Recorded data:
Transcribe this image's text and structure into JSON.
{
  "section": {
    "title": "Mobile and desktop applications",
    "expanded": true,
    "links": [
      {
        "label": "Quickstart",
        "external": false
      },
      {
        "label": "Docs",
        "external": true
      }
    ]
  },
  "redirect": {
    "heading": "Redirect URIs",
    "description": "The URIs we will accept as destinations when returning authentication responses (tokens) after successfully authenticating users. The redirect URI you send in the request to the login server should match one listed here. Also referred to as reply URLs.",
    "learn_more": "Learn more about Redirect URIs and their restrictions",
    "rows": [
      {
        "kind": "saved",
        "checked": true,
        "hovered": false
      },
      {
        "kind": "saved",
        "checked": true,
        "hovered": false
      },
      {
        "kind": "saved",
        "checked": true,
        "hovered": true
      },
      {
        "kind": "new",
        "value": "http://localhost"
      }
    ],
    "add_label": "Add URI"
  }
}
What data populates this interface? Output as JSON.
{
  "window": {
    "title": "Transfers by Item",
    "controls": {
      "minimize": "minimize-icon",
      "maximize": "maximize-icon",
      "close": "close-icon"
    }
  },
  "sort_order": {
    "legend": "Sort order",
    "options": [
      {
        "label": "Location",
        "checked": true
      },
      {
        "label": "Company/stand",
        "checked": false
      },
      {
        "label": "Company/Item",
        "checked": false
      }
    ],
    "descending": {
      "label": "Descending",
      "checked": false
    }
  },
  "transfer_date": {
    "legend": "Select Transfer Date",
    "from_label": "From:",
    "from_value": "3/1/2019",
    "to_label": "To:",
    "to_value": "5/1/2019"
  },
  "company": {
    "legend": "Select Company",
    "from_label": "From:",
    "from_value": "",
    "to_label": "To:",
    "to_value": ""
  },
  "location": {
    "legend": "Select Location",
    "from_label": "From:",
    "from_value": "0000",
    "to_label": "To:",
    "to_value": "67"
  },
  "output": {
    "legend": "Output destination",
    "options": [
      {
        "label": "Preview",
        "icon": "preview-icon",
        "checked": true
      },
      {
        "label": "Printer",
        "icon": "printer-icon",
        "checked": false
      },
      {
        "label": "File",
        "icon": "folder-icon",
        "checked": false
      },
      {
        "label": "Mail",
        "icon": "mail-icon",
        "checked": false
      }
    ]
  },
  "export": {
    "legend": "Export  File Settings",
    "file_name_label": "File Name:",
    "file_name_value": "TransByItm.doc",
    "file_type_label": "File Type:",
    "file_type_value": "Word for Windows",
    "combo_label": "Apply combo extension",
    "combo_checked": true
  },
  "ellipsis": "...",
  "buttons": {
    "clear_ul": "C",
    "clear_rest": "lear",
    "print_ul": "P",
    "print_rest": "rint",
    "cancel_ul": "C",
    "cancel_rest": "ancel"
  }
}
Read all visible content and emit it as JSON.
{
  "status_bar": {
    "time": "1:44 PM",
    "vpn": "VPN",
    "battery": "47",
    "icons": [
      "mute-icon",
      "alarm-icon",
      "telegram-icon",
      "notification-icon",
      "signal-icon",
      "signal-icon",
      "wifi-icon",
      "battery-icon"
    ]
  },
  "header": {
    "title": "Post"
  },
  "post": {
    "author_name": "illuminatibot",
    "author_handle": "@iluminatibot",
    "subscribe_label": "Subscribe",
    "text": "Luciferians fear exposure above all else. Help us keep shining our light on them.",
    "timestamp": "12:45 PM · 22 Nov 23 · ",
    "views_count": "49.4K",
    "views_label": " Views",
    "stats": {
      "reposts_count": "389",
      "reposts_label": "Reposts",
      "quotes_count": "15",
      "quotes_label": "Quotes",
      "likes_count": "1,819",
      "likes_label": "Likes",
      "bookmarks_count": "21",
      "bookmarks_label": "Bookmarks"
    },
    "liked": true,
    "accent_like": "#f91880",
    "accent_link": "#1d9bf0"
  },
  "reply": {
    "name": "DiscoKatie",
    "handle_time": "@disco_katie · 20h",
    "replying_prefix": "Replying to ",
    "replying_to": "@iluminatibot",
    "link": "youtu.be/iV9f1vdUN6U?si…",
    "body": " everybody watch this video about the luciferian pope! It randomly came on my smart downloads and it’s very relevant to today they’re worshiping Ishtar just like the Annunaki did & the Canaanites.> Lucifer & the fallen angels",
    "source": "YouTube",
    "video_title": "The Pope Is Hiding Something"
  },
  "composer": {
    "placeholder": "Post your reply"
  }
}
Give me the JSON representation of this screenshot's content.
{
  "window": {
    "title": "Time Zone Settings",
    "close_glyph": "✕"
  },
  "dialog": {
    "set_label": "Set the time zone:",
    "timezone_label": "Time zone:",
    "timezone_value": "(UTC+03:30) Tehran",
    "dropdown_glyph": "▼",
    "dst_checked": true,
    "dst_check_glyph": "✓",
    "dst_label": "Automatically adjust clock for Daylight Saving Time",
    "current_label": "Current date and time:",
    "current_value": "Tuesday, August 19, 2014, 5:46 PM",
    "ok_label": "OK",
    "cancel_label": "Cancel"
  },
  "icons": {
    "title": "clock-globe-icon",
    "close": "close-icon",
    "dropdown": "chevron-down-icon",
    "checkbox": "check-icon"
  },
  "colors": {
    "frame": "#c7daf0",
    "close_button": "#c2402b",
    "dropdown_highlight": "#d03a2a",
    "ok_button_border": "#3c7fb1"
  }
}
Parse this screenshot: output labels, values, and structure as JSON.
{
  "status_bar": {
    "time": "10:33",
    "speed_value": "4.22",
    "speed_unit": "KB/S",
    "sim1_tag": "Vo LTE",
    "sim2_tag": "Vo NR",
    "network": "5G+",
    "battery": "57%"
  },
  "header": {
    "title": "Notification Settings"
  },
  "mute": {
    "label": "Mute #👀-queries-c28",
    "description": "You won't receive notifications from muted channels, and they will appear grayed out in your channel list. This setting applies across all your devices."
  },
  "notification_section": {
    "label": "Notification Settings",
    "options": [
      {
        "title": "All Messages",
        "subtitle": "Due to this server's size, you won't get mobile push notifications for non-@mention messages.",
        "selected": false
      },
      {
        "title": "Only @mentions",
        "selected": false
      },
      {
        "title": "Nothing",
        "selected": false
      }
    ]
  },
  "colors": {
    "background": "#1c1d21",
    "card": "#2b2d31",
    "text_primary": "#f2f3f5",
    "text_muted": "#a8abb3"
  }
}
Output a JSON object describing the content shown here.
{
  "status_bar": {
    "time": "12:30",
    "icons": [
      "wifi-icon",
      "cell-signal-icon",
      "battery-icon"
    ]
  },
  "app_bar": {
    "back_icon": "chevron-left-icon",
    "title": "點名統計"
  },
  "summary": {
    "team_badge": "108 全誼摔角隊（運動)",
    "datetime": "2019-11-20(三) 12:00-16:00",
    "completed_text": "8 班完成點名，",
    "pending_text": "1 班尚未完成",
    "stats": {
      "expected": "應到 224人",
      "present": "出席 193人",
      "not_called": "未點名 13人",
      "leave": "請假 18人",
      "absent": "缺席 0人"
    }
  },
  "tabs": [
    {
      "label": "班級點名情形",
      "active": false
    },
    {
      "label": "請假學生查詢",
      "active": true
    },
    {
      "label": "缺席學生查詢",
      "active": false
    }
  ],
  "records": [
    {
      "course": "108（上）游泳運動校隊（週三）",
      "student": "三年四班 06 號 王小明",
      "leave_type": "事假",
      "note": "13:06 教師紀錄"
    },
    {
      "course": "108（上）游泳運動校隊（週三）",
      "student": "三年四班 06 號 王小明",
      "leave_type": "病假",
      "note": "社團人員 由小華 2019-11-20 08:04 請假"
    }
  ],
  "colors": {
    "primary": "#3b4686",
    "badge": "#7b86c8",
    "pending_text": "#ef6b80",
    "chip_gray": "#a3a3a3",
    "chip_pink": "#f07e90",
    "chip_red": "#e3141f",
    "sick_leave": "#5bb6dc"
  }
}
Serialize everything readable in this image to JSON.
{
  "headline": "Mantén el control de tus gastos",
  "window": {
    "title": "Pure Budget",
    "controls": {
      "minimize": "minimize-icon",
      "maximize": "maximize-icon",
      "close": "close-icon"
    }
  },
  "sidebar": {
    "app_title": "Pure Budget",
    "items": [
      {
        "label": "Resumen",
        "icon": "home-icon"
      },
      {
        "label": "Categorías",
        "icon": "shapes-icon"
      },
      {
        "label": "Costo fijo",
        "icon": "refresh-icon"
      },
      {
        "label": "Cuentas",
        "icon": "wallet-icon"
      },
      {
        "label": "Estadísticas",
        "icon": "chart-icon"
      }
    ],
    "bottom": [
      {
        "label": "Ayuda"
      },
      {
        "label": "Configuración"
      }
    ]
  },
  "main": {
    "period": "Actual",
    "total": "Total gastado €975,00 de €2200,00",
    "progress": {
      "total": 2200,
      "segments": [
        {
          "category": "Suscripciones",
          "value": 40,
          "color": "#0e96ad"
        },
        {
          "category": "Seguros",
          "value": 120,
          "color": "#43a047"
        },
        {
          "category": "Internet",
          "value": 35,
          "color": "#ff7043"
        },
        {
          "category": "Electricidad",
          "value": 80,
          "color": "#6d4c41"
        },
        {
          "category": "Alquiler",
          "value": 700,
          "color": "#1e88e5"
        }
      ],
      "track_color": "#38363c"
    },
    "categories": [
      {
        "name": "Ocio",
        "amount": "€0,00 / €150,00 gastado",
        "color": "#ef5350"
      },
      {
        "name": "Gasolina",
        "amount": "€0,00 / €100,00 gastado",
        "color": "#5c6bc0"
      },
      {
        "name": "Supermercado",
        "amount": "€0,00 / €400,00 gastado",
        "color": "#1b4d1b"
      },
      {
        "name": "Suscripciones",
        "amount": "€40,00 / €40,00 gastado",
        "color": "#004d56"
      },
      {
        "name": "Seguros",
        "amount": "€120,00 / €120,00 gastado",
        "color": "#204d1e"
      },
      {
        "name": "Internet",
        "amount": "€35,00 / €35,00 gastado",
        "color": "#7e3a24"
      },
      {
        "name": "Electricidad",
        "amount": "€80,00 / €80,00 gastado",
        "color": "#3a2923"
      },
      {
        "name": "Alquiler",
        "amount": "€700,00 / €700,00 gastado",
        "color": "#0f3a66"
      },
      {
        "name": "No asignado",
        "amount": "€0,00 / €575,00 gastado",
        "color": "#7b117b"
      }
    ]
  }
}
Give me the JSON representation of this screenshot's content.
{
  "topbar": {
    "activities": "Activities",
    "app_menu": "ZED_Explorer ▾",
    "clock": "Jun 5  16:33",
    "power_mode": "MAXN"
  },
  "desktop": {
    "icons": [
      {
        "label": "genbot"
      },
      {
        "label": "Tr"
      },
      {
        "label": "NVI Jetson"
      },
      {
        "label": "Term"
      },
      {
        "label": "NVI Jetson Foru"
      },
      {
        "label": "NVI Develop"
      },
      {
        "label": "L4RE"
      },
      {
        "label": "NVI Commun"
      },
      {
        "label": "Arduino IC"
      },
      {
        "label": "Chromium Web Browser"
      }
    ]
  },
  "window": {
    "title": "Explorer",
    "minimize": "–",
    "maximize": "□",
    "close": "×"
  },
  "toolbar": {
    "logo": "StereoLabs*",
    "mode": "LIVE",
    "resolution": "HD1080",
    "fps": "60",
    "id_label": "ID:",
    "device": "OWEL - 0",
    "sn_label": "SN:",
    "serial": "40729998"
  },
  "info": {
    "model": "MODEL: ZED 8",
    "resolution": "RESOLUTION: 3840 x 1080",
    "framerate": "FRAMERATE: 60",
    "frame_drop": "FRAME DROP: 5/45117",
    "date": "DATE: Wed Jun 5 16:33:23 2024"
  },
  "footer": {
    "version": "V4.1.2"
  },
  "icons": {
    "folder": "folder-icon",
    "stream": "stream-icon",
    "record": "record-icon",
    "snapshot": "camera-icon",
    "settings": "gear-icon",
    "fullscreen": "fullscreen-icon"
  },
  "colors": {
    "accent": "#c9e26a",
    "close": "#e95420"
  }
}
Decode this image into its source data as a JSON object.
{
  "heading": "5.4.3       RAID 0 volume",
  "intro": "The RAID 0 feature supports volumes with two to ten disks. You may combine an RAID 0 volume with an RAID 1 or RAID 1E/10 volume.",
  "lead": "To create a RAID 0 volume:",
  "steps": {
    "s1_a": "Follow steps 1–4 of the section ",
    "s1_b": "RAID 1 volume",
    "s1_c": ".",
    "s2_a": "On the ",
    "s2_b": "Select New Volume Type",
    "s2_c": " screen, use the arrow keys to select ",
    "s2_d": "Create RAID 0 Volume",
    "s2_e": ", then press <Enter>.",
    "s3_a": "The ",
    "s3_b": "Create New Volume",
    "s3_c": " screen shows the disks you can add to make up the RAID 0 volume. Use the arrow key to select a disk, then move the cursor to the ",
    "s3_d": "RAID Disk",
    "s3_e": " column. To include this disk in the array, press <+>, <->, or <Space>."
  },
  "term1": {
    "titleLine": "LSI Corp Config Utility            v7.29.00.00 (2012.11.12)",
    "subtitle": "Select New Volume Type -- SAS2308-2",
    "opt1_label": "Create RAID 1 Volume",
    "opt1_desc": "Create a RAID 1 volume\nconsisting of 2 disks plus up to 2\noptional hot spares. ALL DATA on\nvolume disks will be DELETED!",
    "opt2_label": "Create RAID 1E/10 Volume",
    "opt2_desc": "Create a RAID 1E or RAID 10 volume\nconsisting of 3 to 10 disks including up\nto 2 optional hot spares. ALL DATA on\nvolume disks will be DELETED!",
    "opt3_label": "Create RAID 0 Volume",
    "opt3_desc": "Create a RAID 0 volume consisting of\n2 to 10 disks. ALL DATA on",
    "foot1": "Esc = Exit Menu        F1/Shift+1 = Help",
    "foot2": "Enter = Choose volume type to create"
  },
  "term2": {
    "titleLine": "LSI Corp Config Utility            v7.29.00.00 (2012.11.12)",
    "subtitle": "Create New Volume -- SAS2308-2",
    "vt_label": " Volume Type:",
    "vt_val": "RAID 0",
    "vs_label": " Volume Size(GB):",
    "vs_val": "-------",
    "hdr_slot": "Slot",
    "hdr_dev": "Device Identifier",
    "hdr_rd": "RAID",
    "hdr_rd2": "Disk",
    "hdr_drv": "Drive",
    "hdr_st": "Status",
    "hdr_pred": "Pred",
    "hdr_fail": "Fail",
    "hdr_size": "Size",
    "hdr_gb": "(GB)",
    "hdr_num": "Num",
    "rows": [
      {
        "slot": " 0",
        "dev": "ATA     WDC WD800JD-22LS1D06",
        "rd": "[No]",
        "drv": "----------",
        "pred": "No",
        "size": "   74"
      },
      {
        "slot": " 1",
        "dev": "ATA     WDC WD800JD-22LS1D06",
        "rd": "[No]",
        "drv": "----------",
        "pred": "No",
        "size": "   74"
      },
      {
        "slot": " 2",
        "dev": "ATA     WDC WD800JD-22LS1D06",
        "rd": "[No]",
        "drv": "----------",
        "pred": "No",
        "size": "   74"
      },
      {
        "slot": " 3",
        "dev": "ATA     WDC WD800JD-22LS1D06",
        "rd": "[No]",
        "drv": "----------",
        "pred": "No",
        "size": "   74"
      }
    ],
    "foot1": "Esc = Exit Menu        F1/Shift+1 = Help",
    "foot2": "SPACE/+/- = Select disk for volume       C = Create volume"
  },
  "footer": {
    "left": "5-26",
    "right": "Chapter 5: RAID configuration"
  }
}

*Problem details*
Read the entries and show each line that mentions "will".

*Response to the task*
    "description": "The URIs we will accept as destinations when returning authentication responses (tokens) after successfully authenticating users. The redirect URI you send in the request to the login server should match one listed here. Also referred to as reply URLs.",
    "description": "You won't receive notifications from muted channels, and they will appear grayed out in your channel list. This setting applies across all your devices."
    "opt1_desc": "Create a RAID 1 volume\nconsisting of 2 disks plus up to 2\noptional hot spares. ALL DATA on\nvolume disks will be DELETED!",
    "opt2_desc": "Create a RAID 1E or RAID 10 volume\nconsisting of 3 to 10 disks including up\nto 2 optional hot spares. ALL DATA on\nvolume disks will be DELETED!",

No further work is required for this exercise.